> _WHAT YOU SHOULD DO_:
Reproduce all the entries exactly and keep the pictures out.

______________________________

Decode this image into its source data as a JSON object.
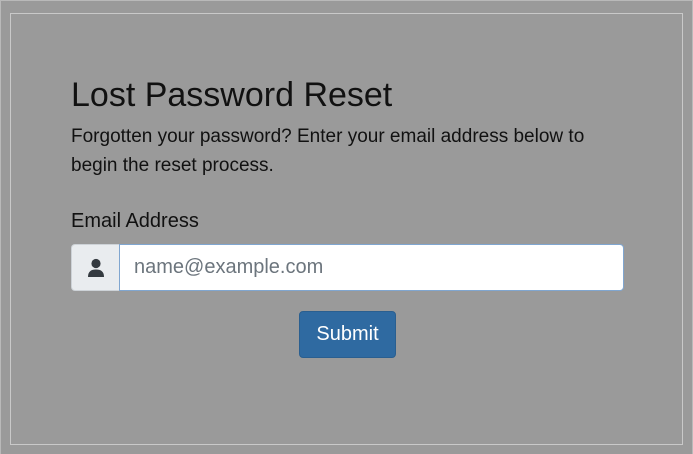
{
  "form": {
    "title": "Lost Password Reset",
    "description": "Forgotten your password? Enter your email address below to begin the reset process.",
    "email_label": "Email Address",
    "email_value": "",
    "email_placeholder": "name@example.com",
    "email_icon": "user-icon",
    "submit_label": "Submit"
  },
  "colors": {
    "page_background": "#9a9a9a",
    "button_primary": "#2f6aa1",
    "input_addon": "#e9ecef",
    "input_focus_border": "#80a6d0"
  }
}
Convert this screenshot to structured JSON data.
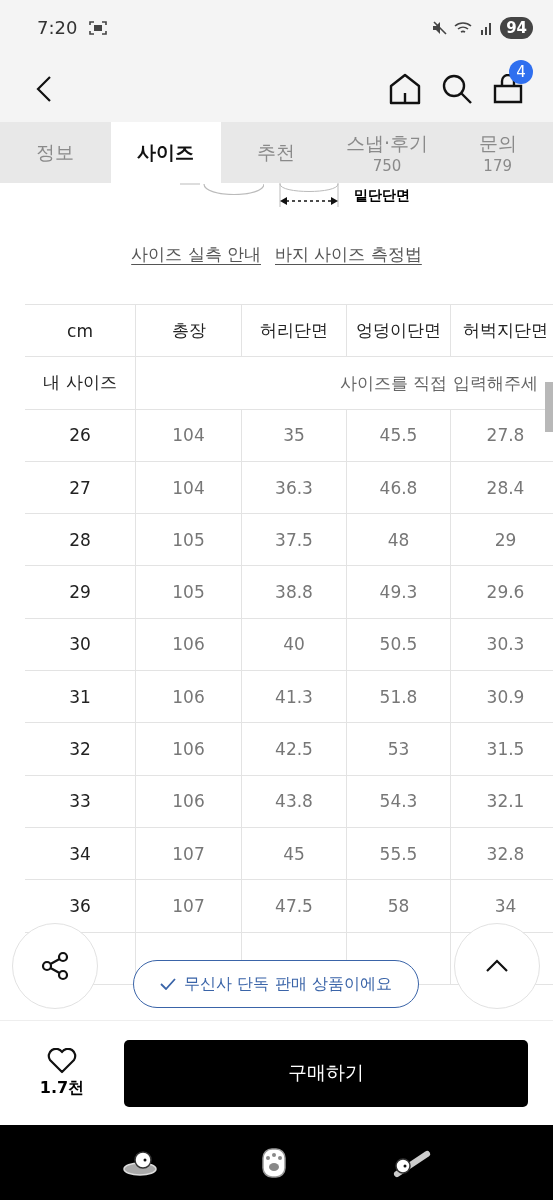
{
  "status_bar": {
    "time": "7:20",
    "battery": "94"
  },
  "header": {
    "cart_count": "4"
  },
  "tabs": [
    {
      "label": "정보",
      "selected": false
    },
    {
      "label": "사이즈",
      "selected": true
    },
    {
      "label": "추천",
      "selected": false
    },
    {
      "label": "스냅·후기",
      "count": "750",
      "selected": false
    },
    {
      "label": "문의",
      "count": "179",
      "selected": false
    }
  ],
  "diagram": {
    "label": "밑단단면"
  },
  "links": [
    "사이즈 실측 안내",
    "바지 사이즈 측정법"
  ],
  "size_table": {
    "columns": [
      "cm",
      "총장",
      "허리단면",
      "엉덩이단면",
      "허벅지단면"
    ],
    "my_size": {
      "label": "내 사이즈",
      "placeholder": "사이즈를 직접 입력해주세"
    },
    "rows": [
      [
        "26",
        "104",
        "35",
        "45.5",
        "27.8"
      ],
      [
        "27",
        "104",
        "36.3",
        "46.8",
        "28.4"
      ],
      [
        "28",
        "105",
        "37.5",
        "48",
        "29"
      ],
      [
        "29",
        "105",
        "38.8",
        "49.3",
        "29.6"
      ],
      [
        "30",
        "106",
        "40",
        "50.5",
        "30.3"
      ],
      [
        "31",
        "106",
        "41.3",
        "51.8",
        "30.9"
      ],
      [
        "32",
        "106",
        "42.5",
        "53",
        "31.5"
      ],
      [
        "33",
        "106",
        "43.8",
        "54.3",
        "32.1"
      ],
      [
        "34",
        "107",
        "45",
        "55.5",
        "32.8"
      ],
      [
        "36",
        "107",
        "47.5",
        "58",
        "34"
      ]
    ]
  },
  "toast": "무신사 단독 판매 상품이에요",
  "bottom_bar": {
    "likes": "1.7천",
    "liked": false,
    "buy_button": "구매하기"
  }
}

______________________________

> _TASK ANSWER_:
Decode this image into its source data as a JSON object.
{
  "form": {
    "title": "Lost Password Reset",
    "description": "Forgotten your password? Enter your email address below to begin the reset process.",
    "email_label": "Email Address",
    "email_value": "",
    "email_placeholder": "name@example.com",
    "email_icon": "user-icon",
    "submit_label": "Submit"
  },
  "colors": {
    "page_background": "#9a9a9a",
    "button_primary": "#2f6aa1",
    "input_addon": "#e9ecef",
    "input_focus_border": "#80a6d0"
  }
}
Convert this screenshot to structured JSON data.
{
  "status_bar": {
    "time": "7:20",
    "battery": "94"
  },
  "header": {
    "cart_count": "4"
  },
  "tabs": [
    {
      "label": "정보",
      "selected": false
    },
    {
      "label": "사이즈",
      "selected": true
    },
    {
      "label": "추천",
      "selected": false
    },
    {
      "label": "스냅·후기",
      "count": "750",
      "selected": false
    },
    {
      "label": "문의",
      "count": "179",
      "selected": false
    }
  ],
  "diagram": {
    "label": "밑단단면"
  },
  "links": [
    "사이즈 실측 안내",
    "바지 사이즈 측정법"
  ],
  "size_table": {
    "columns": [
      "cm",
      "총장",
      "허리단면",
      "엉덩이단면",
      "허벅지단면"
    ],
    "my_size": {
      "label": "내 사이즈",
      "placeholder": "사이즈를 직접 입력해주세"
    },
    "rows": [
      [
        "26",
        "104",
        "35",
        "45.5",
        "27.8"
      ],
      [
        "27",
        "104",
        "36.3",
        "46.8",
        "28.4"
      ],
      [
        "28",
        "105",
        "37.5",
        "48",
        "29"
      ],
      [
        "29",
        "105",
        "38.8",
        "49.3",
        "29.6"
      ],
      [
        "30",
        "106",
        "40",
        "50.5",
        "30.3"
      ],
      [
        "31",
        "106",
        "41.3",
        "51.8",
        "30.9"
      ],
      [
        "32",
        "106",
        "42.5",
        "53",
        "31.5"
      ],
      [
        "33",
        "106",
        "43.8",
        "54.3",
        "32.1"
      ],
      [
        "34",
        "107",
        "45",
        "55.5",
        "32.8"
      ],
      [
        "36",
        "107",
        "47.5",
        "58",
        "34"
      ]
    ]
  },
  "toast": "무신사 단독 판매 상품이에요",
  "bottom_bar": {
    "likes": "1.7천",
    "liked": false,
    "buy_button": "구매하기"
  }
}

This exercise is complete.